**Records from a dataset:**
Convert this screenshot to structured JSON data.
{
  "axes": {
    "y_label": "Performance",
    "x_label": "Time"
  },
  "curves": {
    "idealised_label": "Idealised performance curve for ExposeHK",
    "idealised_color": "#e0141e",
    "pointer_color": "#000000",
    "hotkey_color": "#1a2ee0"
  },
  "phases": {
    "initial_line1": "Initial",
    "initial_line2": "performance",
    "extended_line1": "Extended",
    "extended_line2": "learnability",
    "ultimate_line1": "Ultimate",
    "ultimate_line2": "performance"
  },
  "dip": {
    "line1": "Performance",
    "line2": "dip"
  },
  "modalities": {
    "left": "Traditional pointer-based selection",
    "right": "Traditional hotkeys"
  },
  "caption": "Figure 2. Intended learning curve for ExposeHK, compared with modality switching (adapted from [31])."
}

**REQUIRED WORK:** Generate an exact reproduction of all entries.

**SOLUTION:**
Convert this screenshot to structured JSON data.
{
  "axes": {
    "y_label": "Performance",
    "x_label": "Time"
  },
  "curves": {
    "idealised_label": "Idealised performance curve for ExposeHK",
    "idealised_color": "#e0141e",
    "pointer_color": "#000000",
    "hotkey_color": "#1a2ee0"
  },
  "phases": {
    "initial_line1": "Initial",
    "initial_line2": "performance",
    "extended_line1": "Extended",
    "extended_line2": "learnability",
    "ultimate_line1": "Ultimate",
    "ultimate_line2": "performance"
  },
  "dip": {
    "line1": "Performance",
    "line2": "dip"
  },
  "modalities": {
    "left": "Traditional pointer-based selection",
    "right": "Traditional hotkeys"
  },
  "caption": "Figure 2. Intended learning curve for ExposeHK, compared with modality switching (adapted from [31])."
}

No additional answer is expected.